Exercise aim = Only the number is needed: how many lines of the records include "Pillulas"?

Dataset content =
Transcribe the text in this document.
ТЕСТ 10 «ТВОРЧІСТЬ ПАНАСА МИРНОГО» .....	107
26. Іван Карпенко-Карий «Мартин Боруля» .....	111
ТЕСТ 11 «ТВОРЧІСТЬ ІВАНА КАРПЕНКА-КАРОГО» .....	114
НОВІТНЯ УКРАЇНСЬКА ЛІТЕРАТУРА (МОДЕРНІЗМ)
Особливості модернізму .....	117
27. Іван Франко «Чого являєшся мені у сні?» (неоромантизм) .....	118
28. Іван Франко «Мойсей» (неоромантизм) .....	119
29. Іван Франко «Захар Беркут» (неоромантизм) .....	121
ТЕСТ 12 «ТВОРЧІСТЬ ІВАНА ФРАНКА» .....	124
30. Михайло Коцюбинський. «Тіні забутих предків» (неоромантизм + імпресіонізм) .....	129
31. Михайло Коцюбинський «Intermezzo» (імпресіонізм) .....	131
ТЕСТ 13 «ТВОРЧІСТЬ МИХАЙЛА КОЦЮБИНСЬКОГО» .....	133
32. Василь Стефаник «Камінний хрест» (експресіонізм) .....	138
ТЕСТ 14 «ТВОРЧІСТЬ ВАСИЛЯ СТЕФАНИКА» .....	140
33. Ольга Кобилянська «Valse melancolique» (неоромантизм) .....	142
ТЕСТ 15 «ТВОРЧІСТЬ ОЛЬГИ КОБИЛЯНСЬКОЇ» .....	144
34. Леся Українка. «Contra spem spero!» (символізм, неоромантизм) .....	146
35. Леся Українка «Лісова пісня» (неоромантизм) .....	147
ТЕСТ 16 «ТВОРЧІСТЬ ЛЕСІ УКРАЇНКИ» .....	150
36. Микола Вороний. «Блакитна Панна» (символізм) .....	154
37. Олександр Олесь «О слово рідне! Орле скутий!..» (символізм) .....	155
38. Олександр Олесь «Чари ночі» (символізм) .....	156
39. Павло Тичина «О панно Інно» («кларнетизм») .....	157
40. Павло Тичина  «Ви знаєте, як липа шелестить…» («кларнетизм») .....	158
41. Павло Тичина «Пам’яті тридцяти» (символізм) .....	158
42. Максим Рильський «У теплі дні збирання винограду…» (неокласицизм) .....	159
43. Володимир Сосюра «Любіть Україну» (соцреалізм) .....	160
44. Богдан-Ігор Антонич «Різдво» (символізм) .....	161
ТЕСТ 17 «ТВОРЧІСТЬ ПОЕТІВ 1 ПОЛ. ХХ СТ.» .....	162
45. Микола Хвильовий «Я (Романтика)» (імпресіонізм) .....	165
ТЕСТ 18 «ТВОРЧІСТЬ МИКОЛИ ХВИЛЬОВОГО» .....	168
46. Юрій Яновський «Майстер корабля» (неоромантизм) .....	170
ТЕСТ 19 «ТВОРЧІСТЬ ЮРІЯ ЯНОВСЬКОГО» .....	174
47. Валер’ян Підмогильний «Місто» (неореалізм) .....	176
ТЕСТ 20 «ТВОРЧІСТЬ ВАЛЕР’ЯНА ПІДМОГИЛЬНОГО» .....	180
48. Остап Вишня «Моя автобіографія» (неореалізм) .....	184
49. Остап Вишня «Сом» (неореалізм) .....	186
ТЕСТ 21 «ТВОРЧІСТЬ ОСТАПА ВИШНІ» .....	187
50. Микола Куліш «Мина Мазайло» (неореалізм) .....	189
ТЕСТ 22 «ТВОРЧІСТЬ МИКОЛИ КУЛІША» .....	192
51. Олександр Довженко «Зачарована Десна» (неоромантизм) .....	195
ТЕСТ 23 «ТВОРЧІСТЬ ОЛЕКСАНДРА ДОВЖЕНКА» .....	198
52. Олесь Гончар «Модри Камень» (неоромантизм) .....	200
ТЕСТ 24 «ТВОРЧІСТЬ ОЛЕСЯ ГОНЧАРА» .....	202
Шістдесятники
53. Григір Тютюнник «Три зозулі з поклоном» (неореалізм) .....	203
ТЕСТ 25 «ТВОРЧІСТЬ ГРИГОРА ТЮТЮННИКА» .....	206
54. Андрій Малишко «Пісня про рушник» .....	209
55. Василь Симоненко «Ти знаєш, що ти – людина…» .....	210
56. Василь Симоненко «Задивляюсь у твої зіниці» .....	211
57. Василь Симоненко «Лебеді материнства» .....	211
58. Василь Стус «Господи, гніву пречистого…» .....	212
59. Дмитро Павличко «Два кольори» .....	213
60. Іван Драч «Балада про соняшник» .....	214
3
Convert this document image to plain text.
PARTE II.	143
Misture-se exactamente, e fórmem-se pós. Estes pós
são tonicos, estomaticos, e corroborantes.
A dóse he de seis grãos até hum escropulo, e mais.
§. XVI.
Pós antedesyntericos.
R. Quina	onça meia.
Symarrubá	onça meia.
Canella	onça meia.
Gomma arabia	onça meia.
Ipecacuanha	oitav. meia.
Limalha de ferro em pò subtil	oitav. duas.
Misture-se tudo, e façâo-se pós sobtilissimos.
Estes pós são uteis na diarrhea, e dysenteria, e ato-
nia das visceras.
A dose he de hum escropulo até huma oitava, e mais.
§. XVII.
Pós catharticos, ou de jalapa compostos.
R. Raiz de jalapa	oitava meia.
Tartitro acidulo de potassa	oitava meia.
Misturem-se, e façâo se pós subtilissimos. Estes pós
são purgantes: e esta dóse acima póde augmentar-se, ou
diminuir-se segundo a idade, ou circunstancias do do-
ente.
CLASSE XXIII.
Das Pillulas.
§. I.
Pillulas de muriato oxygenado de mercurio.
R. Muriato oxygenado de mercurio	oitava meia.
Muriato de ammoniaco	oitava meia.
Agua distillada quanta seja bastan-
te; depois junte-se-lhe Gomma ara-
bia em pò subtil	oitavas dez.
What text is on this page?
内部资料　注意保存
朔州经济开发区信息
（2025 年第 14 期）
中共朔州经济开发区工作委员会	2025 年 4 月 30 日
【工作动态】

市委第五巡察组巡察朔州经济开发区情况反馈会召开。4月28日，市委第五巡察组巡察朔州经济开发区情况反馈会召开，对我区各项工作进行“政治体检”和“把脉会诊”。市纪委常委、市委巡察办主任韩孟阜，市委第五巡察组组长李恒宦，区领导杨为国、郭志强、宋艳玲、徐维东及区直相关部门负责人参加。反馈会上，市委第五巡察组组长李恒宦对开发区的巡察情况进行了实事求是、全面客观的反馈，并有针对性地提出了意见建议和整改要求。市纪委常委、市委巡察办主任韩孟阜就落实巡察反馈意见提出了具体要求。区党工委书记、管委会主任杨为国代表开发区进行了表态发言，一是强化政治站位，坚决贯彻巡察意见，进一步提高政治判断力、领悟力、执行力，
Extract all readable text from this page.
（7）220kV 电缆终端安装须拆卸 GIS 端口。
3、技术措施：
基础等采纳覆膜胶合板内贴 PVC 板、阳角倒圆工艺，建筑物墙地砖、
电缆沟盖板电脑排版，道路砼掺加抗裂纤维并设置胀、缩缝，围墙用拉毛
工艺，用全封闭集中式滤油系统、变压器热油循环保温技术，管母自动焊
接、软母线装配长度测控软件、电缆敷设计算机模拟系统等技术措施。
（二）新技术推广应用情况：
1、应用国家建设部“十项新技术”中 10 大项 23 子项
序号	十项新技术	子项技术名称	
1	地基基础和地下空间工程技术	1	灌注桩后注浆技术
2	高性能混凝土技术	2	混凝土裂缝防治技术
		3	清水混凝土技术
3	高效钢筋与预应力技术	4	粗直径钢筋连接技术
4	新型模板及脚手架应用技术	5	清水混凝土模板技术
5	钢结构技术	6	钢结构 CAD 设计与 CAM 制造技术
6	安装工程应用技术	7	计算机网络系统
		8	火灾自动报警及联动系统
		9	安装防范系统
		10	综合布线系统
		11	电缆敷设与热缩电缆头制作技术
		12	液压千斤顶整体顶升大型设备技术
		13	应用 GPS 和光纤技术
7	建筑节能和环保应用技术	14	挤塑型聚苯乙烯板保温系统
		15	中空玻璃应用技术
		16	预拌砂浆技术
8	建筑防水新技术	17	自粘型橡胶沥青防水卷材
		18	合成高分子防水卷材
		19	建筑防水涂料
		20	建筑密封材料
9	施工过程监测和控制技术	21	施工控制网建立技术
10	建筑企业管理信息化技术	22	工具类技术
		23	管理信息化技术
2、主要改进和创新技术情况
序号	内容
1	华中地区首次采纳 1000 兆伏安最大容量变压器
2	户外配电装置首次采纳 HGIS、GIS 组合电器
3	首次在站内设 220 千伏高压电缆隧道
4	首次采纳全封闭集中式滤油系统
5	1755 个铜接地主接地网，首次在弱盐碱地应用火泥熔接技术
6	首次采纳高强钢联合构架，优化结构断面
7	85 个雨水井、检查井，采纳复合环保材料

The result = 2